DESCRIPTION OF THE TASK
Reproduce every entry exactly, without alteration.
****************
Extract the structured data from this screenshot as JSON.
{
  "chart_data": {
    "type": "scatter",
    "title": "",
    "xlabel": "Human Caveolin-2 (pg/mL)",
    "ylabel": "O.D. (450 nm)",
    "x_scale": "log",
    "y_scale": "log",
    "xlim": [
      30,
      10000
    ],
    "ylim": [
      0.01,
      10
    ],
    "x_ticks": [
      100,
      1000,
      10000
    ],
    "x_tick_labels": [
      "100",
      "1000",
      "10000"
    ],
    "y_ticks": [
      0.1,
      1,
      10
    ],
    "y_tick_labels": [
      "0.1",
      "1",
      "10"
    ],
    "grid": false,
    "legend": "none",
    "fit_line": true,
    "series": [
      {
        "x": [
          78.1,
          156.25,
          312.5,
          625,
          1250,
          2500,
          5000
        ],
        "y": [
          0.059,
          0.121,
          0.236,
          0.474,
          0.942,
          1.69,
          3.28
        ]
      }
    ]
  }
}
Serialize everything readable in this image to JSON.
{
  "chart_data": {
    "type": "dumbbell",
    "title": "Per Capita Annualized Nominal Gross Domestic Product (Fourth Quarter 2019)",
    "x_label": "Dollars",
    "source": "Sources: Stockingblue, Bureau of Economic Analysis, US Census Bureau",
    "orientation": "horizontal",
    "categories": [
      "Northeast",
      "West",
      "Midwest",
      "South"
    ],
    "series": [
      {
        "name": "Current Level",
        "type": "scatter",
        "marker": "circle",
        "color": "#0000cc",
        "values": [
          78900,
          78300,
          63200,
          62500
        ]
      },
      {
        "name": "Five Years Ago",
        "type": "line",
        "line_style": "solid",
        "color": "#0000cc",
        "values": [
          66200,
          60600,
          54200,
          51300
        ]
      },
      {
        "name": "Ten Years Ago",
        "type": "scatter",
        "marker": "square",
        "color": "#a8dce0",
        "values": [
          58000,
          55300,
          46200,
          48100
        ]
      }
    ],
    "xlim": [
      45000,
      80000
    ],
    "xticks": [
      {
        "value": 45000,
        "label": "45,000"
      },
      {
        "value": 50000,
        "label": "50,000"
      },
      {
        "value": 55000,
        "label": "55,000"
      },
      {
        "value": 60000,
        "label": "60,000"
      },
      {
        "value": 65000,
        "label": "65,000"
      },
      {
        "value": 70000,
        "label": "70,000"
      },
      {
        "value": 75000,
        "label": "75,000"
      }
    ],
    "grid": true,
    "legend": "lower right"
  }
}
****************
TASK RESPONSE
Extract the structured data from this screenshot as JSON.
{
  "chart_data": {
    "type": "scatter",
    "title": "",
    "xlabel": "Human Caveolin-2 (pg/mL)",
    "ylabel": "O.D. (450 nm)",
    "x_scale": "log",
    "y_scale": "log",
    "xlim": [
      30,
      10000
    ],
    "ylim": [
      0.01,
      10
    ],
    "x_ticks": [
      100,
      1000,
      10000
    ],
    "x_tick_labels": [
      "100",
      "1000",
      "10000"
    ],
    "y_ticks": [
      0.1,
      1,
      10
    ],
    "y_tick_labels": [
      "0.1",
      "1",
      "10"
    ],
    "grid": false,
    "legend": "none",
    "fit_line": true,
    "series": [
      {
        "x": [
          78.1,
          156.25,
          312.5,
          625,
          1250,
          2500,
          5000
        ],
        "y": [
          0.059,
          0.121,
          0.236,
          0.474,
          0.942,
          1.69,
          3.28
        ]
      }
    ]
  }
}
Serialize everything readable in this image to JSON.
{
  "chart_data": {
    "type": "dumbbell",
    "title": "Per Capita Annualized Nominal Gross Domestic Product (Fourth Quarter 2019)",
    "x_label": "Dollars",
    "source": "Sources: Stockingblue, Bureau of Economic Analysis, US Census Bureau",
    "orientation": "horizontal",
    "categories": [
      "Northeast",
      "West",
      "Midwest",
      "South"
    ],
    "series": [
      {
        "name": "Current Level",
        "type": "scatter",
        "marker": "circle",
        "color": "#0000cc",
        "values": [
          78900,
          78300,
          63200,
          62500
        ]
      },
      {
        "name": "Five Years Ago",
        "type": "line",
        "line_style": "solid",
        "color": "#0000cc",
        "values": [
          66200,
          60600,
          54200,
          51300
        ]
      },
      {
        "name": "Ten Years Ago",
        "type": "scatter",
        "marker": "square",
        "color": "#a8dce0",
        "values": [
          58000,
          55300,
          46200,
          48100
        ]
      }
    ],
    "xlim": [
      45000,
      80000
    ],
    "xticks": [
      {
        "value": 45000,
        "label": "45,000"
      },
      {
        "value": 50000,
        "label": "50,000"
      },
      {
        "value": 55000,
        "label": "55,000"
      },
      {
        "value": 60000,
        "label": "60,000"
      },
      {
        "value": 65000,
        "label": "65,000"
      },
      {
        "value": 70000,
        "label": "70,000"
      },
      {
        "value": 75000,
        "label": "75,000"
      }
    ],
    "grid": true,
    "legend": "lower right"
  }
}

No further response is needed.